■ **Goal**
Output word for word the lines from the one with "Read all visible content and emit it as JSON." to the final line of the data, both ends included, but skip the pictures.

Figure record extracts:
>>>
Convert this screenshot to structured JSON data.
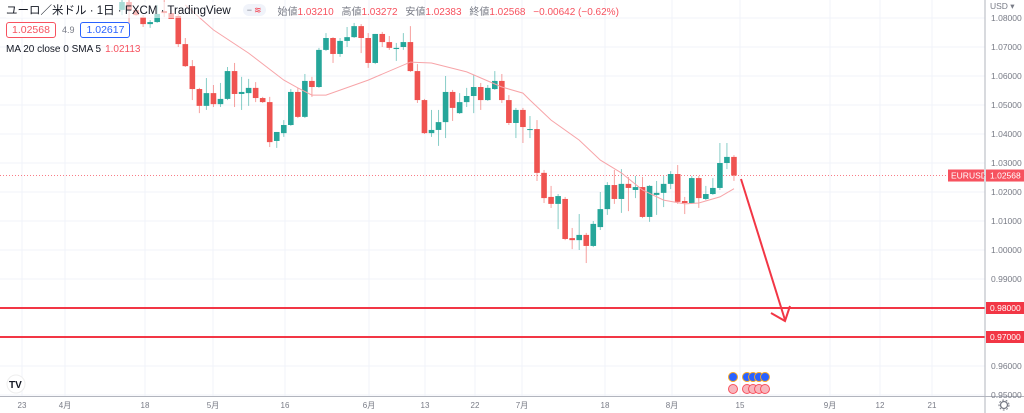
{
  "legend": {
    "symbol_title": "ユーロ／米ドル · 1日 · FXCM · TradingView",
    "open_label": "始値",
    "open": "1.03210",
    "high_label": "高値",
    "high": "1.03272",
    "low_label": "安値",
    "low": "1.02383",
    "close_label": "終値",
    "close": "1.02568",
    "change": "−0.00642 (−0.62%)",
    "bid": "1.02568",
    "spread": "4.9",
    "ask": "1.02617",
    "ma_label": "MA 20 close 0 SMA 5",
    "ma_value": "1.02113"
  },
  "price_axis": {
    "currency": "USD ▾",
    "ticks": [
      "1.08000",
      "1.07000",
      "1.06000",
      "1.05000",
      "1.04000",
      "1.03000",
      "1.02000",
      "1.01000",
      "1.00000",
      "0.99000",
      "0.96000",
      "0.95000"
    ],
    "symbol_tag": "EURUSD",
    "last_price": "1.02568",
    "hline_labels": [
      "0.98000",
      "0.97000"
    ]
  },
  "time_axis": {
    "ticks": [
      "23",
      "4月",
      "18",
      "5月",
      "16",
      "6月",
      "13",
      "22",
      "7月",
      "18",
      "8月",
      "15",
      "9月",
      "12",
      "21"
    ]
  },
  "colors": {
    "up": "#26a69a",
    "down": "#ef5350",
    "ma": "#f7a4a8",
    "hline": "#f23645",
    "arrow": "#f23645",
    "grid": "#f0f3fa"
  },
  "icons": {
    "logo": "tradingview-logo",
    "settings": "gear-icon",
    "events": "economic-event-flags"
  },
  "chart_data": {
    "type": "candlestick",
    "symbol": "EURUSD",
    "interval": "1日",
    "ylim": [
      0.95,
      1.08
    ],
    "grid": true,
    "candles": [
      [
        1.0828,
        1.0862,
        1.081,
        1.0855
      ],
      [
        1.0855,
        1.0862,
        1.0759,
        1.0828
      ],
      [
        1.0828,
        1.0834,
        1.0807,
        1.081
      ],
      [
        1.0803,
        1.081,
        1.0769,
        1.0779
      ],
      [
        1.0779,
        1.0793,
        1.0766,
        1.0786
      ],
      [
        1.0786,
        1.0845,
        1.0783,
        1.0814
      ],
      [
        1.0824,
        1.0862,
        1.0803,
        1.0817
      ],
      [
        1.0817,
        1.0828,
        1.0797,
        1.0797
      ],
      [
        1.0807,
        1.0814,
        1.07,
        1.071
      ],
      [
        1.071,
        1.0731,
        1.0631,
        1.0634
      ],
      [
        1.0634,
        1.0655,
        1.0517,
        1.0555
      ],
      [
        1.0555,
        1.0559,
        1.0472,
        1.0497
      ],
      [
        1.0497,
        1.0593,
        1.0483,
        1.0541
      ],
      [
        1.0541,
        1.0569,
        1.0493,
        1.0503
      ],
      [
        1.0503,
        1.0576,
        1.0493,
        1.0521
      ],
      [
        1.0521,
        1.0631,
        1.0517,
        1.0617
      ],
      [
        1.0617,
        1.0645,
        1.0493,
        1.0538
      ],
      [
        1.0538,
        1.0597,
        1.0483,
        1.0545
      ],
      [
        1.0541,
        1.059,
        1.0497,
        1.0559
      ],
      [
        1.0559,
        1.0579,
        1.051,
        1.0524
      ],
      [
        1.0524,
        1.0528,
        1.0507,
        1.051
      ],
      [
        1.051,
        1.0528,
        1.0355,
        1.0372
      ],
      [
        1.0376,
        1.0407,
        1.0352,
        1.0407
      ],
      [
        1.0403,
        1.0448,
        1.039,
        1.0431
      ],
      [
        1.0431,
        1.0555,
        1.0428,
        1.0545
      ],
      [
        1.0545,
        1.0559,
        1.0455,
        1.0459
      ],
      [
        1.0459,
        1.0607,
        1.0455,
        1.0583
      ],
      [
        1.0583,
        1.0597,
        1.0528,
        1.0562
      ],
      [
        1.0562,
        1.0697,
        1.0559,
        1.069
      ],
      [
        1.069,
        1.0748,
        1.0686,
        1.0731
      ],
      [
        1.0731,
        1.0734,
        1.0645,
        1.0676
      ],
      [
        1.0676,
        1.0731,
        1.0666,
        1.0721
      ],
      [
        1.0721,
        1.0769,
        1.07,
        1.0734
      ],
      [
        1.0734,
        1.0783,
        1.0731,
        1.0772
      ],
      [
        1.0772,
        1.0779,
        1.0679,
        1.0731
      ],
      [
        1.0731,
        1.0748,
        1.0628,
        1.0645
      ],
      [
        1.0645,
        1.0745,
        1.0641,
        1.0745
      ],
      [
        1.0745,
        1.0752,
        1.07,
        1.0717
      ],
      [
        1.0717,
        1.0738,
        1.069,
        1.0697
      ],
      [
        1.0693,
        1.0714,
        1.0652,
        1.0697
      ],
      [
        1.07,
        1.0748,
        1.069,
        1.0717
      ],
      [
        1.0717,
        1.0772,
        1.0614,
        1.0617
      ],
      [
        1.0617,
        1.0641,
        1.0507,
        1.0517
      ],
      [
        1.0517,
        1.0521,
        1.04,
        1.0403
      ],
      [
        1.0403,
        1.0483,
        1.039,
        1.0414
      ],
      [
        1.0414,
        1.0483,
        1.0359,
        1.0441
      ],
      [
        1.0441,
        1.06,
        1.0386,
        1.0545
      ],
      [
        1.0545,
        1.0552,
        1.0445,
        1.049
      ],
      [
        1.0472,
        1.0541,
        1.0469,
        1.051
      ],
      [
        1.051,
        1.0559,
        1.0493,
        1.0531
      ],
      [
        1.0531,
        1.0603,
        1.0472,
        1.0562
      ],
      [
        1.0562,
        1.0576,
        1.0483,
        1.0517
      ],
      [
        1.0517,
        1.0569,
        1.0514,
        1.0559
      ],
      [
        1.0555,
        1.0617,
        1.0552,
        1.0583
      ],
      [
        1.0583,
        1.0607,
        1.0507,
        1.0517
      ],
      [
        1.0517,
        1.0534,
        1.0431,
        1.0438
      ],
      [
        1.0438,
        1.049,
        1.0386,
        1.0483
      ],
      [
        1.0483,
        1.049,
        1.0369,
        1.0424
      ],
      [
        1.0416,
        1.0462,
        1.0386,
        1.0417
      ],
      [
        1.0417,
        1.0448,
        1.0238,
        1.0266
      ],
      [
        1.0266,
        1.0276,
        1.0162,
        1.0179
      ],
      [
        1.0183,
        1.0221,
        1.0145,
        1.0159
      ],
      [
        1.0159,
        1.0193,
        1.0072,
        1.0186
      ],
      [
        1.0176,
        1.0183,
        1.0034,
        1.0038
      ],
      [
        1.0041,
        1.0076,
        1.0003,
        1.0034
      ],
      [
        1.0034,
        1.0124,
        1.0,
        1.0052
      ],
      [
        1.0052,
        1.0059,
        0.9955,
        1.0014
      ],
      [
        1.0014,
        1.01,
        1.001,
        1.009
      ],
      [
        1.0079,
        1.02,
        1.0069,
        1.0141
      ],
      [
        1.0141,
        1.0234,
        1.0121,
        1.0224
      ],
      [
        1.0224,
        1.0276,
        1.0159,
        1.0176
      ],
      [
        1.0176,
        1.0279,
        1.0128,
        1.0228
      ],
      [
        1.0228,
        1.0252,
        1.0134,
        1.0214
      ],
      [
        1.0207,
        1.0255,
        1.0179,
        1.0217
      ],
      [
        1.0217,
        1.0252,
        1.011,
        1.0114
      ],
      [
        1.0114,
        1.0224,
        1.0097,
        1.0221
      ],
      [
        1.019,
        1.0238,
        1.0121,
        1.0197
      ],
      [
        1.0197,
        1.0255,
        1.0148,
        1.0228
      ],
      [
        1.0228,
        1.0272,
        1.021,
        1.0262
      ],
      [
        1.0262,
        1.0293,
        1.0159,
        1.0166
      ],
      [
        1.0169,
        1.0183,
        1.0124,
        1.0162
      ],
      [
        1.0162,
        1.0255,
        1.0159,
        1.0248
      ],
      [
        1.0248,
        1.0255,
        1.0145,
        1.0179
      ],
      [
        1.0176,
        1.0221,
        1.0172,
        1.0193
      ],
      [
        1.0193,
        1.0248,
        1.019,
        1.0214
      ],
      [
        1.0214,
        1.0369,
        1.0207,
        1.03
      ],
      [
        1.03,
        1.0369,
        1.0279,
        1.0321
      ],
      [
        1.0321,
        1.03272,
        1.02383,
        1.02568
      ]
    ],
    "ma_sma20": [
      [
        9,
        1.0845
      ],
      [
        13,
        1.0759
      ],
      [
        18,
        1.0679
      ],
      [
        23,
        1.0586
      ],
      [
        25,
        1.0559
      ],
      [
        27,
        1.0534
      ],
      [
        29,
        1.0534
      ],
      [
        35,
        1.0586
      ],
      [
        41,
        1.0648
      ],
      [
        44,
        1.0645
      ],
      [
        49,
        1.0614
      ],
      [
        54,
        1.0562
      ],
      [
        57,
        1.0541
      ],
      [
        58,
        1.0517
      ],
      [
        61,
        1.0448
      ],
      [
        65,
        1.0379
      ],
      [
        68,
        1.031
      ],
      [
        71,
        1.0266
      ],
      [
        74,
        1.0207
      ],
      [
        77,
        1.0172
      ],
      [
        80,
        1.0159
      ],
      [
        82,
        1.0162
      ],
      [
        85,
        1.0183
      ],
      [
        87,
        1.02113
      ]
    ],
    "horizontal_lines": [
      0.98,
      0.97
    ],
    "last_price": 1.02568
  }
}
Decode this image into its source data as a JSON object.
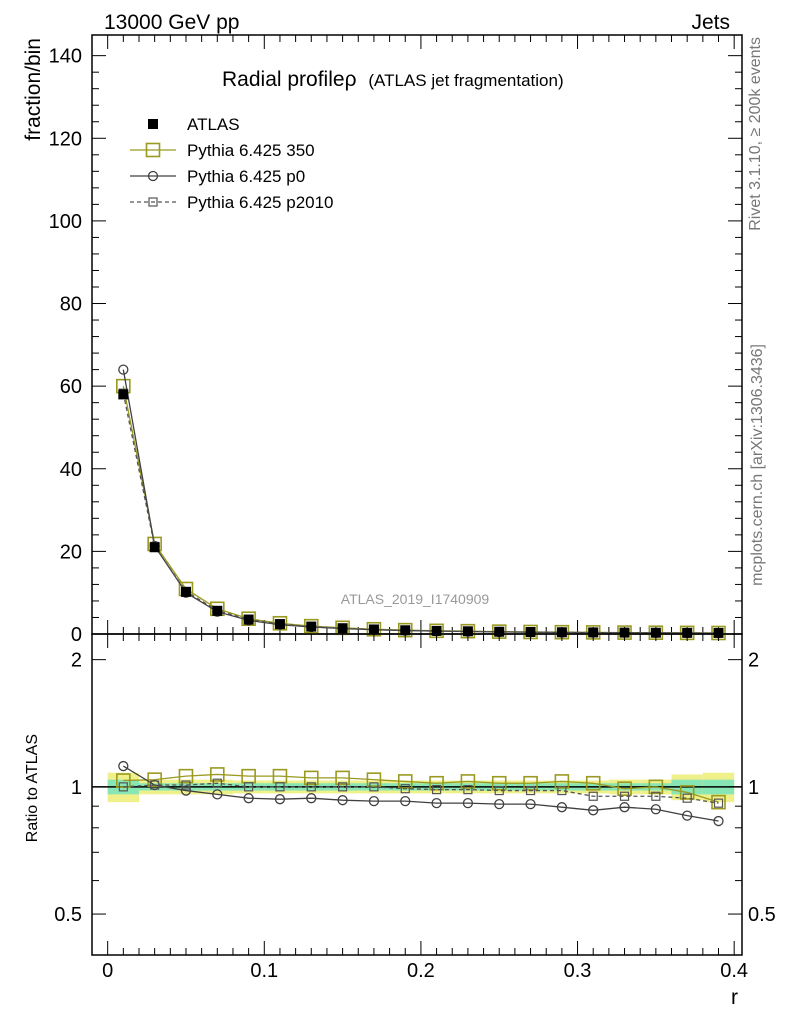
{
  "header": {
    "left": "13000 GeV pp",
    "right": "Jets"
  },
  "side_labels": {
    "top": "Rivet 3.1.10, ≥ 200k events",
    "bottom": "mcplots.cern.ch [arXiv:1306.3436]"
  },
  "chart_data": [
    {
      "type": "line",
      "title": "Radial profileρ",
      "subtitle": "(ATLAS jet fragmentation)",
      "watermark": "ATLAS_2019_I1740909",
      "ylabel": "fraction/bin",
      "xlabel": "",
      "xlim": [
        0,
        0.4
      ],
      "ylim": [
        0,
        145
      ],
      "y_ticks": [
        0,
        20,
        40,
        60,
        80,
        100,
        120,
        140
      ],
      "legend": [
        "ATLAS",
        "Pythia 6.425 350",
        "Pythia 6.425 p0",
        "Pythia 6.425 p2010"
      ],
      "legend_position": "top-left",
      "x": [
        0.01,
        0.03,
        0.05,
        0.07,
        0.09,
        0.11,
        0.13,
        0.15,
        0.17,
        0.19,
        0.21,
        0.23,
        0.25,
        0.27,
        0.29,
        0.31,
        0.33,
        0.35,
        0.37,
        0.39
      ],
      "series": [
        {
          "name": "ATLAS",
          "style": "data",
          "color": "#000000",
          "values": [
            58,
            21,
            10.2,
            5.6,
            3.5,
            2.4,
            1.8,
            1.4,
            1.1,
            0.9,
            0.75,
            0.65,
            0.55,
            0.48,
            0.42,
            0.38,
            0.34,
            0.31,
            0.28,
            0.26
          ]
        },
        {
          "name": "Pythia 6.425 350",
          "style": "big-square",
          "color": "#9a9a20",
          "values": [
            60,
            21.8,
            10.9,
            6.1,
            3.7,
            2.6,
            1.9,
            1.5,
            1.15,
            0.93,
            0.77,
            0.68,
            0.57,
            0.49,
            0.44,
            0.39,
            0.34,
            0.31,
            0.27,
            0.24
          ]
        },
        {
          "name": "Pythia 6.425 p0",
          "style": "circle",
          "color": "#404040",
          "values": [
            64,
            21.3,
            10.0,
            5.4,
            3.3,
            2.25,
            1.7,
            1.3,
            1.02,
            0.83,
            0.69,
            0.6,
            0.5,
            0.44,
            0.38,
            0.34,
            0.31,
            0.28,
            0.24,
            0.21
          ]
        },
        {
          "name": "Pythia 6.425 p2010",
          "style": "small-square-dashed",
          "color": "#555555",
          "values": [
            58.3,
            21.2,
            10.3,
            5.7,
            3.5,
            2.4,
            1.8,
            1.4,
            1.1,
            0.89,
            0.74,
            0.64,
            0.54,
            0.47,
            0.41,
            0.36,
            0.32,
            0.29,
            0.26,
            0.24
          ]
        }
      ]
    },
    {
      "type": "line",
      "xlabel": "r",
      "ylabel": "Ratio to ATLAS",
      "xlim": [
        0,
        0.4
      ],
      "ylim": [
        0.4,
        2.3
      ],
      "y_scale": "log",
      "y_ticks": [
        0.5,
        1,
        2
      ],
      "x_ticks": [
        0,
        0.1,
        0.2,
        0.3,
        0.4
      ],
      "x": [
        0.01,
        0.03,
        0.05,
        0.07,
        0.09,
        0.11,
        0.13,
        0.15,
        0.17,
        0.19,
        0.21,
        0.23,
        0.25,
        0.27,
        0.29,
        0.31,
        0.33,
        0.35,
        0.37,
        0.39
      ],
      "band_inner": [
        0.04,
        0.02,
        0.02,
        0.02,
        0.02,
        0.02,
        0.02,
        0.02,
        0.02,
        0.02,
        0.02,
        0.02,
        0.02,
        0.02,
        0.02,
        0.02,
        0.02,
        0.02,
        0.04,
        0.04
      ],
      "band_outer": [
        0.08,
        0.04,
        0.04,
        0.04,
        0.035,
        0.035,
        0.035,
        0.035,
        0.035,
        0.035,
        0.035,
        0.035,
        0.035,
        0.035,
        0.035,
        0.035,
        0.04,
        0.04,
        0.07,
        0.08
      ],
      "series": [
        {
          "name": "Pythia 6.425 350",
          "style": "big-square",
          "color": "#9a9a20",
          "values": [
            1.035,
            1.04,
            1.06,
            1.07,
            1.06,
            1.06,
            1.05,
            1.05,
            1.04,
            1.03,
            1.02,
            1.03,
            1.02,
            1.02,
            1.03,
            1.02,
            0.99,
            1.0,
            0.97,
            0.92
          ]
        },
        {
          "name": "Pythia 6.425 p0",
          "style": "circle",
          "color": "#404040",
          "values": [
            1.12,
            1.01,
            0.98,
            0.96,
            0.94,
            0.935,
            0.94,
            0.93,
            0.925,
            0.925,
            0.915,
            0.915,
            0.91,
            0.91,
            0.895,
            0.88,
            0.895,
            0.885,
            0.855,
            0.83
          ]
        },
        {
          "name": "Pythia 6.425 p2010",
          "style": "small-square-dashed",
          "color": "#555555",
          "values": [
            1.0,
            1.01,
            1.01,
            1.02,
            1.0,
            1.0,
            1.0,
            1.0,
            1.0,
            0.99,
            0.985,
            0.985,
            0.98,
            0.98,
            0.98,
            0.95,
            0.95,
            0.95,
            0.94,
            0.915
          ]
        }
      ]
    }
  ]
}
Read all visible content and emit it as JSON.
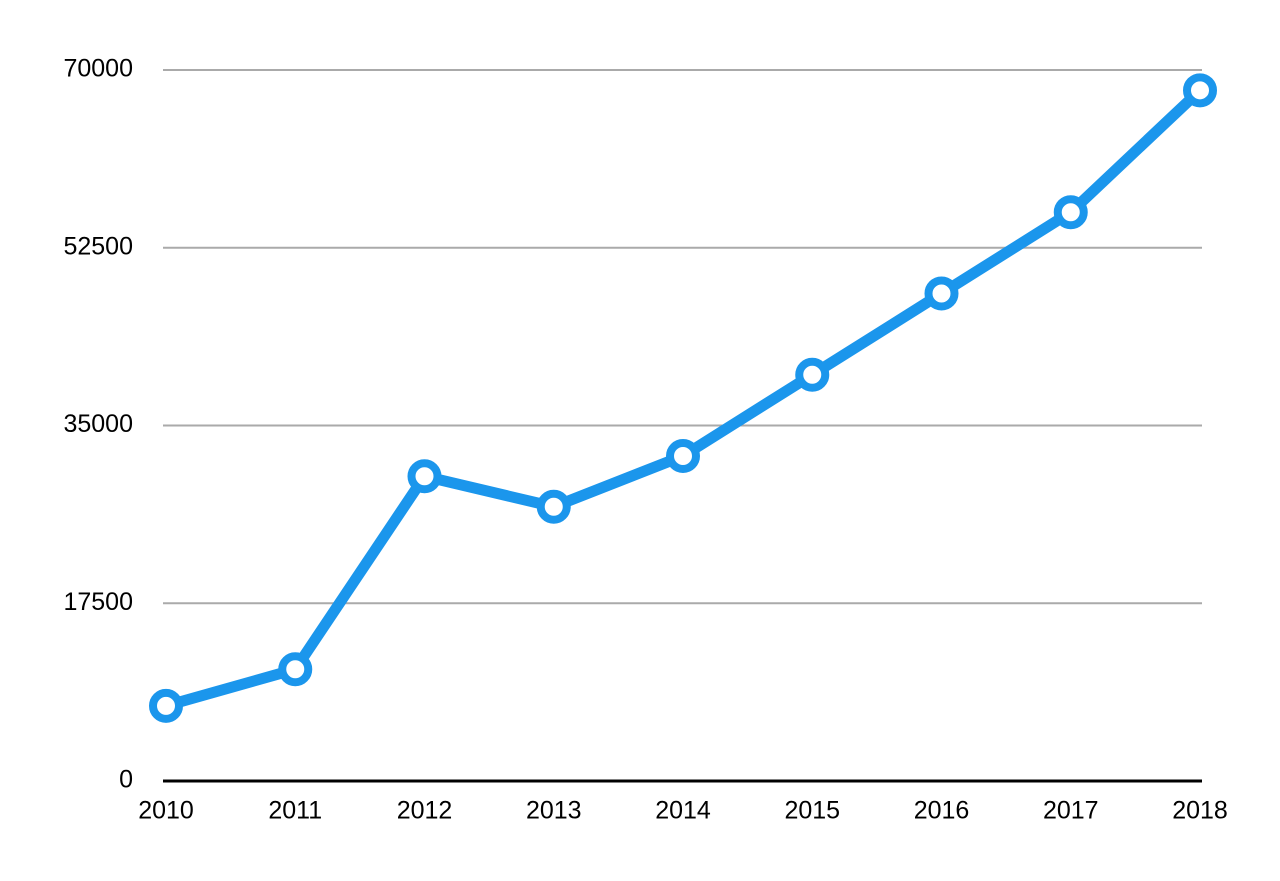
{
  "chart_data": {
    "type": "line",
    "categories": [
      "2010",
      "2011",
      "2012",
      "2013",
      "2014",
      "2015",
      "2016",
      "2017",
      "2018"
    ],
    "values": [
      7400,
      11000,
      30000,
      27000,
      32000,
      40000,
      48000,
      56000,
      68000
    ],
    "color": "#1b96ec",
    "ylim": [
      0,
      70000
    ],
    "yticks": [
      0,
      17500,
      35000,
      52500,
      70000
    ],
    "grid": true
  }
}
<<<
■ **Written response**
Read all visible content and emit it as JSON.
{
  "chart_data": {
    "type": "line",
    "categories": [
      "2010",
      "2011",
      "2012",
      "2013",
      "2014",
      "2015",
      "2016",
      "2017",
      "2018"
    ],
    "values": [
      7400,
      11000,
      30000,
      27000,
      32000,
      40000,
      48000,
      56000,
      68000
    ],
    "color": "#1b96ec",
    "ylim": [
      0,
      70000
    ],
    "yticks": [
      0,
      17500,
      35000,
      52500,
      70000
    ],
    "grid": true
  }
}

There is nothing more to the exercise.